begin Exercise materials

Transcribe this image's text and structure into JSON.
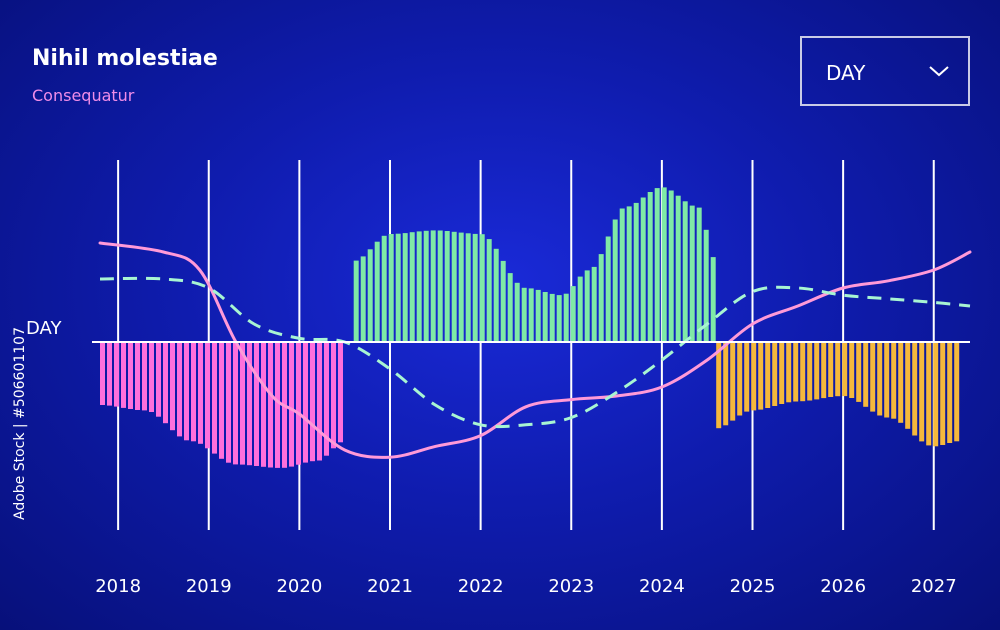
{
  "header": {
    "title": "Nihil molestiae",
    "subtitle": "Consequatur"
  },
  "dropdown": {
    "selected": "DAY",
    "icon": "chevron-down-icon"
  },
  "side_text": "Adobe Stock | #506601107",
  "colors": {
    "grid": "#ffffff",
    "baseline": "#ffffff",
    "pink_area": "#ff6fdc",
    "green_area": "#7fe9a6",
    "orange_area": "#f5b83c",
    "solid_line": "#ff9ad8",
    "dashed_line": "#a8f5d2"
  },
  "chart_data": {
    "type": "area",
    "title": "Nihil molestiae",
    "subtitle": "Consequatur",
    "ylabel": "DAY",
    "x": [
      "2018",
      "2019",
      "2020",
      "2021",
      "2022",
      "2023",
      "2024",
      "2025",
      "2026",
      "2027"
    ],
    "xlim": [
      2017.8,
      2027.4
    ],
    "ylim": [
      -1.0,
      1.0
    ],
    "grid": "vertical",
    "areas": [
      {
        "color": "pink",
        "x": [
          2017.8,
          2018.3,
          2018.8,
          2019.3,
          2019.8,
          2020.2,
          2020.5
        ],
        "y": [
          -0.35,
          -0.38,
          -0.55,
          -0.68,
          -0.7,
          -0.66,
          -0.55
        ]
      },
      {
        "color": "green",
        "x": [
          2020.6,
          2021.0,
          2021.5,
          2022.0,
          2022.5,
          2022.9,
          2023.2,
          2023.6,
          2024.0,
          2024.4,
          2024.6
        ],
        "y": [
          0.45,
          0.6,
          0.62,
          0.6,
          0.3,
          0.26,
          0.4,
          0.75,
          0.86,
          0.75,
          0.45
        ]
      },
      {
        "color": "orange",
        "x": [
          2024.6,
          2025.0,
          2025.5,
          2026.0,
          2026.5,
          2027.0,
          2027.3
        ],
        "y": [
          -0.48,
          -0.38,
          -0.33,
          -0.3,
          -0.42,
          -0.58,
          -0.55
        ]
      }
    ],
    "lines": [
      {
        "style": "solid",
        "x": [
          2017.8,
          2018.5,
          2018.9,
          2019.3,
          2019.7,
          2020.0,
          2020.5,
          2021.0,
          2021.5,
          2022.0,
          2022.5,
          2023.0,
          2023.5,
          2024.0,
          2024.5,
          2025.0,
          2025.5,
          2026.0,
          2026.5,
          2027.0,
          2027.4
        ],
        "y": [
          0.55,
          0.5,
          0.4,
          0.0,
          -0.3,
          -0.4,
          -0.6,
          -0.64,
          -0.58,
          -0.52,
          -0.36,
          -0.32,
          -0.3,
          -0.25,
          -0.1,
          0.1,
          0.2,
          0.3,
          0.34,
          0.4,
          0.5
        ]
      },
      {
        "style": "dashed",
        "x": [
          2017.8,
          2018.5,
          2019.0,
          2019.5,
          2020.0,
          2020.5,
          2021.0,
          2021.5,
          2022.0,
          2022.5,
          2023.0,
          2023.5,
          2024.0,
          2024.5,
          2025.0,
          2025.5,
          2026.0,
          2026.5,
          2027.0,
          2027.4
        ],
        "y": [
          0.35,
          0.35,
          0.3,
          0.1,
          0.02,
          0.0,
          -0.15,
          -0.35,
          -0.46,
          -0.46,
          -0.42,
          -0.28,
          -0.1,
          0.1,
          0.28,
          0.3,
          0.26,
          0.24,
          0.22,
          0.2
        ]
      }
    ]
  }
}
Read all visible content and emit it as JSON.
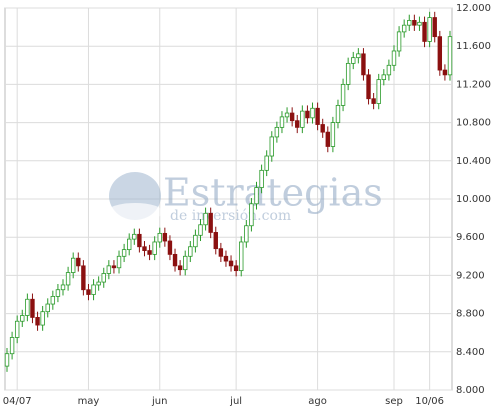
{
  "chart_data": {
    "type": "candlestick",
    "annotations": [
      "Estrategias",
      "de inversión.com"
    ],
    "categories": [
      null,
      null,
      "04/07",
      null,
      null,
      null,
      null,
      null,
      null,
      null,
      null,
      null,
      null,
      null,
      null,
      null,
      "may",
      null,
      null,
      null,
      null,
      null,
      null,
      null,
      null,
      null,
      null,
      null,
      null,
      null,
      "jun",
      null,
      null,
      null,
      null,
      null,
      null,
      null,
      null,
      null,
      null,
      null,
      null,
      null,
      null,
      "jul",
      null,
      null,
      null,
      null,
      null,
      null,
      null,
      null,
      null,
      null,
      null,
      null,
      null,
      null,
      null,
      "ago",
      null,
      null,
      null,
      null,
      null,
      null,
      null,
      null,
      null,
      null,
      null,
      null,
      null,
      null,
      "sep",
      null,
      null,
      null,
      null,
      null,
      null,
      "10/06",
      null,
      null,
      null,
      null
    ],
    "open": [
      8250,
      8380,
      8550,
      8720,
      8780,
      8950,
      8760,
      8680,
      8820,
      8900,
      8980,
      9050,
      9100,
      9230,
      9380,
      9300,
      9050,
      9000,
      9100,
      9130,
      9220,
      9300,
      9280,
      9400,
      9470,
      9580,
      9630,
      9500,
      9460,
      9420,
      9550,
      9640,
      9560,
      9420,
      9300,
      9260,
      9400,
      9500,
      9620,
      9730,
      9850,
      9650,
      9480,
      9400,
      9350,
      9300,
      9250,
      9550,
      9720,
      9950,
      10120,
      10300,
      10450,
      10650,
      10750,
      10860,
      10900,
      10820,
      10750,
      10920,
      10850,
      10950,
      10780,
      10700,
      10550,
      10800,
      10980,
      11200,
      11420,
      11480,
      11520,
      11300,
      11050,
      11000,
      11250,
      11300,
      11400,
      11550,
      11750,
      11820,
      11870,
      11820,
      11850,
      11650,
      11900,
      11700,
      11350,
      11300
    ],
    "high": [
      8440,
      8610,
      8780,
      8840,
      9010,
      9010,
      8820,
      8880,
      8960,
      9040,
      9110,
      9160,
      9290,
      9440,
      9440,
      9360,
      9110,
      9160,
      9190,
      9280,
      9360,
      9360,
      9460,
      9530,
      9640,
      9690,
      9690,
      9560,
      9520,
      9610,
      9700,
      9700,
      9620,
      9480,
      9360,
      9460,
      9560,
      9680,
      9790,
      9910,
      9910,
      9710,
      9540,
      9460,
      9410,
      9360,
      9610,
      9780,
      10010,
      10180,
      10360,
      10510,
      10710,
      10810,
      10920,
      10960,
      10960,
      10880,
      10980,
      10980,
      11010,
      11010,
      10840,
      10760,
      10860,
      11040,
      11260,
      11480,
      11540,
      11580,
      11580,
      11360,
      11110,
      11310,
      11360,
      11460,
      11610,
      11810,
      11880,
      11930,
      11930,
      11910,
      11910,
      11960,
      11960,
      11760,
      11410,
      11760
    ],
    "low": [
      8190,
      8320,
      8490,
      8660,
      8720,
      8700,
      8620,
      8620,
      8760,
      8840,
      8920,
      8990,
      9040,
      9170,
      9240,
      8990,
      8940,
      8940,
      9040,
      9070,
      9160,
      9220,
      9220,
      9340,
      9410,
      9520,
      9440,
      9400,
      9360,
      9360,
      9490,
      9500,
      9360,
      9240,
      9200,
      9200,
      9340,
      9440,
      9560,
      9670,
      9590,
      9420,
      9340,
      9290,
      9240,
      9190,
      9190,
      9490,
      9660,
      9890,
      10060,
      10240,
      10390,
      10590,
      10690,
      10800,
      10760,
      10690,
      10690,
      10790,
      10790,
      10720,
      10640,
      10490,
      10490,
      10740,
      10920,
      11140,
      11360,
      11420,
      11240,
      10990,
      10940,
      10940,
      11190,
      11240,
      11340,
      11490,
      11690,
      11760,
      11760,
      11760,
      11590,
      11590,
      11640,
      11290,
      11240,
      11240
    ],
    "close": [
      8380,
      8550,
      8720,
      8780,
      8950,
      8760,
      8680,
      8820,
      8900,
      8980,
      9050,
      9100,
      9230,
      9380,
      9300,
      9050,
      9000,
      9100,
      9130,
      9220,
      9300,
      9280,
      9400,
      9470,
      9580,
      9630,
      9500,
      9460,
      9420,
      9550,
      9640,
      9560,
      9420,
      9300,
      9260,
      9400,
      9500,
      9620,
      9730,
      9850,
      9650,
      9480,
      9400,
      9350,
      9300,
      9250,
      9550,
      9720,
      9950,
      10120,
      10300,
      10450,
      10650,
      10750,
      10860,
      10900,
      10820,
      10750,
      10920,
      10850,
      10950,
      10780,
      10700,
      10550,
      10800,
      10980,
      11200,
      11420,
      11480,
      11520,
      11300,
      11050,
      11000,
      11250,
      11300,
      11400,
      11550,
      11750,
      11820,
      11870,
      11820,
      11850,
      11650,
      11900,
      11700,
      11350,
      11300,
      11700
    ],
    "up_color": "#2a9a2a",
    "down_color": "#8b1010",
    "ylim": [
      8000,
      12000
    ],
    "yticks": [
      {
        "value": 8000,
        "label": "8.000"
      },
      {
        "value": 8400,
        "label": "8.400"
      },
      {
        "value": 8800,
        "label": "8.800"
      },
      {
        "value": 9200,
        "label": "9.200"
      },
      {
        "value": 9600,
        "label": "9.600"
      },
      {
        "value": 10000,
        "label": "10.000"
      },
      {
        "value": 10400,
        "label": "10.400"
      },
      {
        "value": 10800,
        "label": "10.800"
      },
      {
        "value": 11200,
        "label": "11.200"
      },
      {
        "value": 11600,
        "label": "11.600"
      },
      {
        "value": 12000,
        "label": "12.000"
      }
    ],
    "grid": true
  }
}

end Exercise materials

▶ _Objective_
Copy every line above that holds the word "Consequatur".

▶ _Solved problem_
    "subtitle": "Consequatur"
    "subtitle": "Consequatur",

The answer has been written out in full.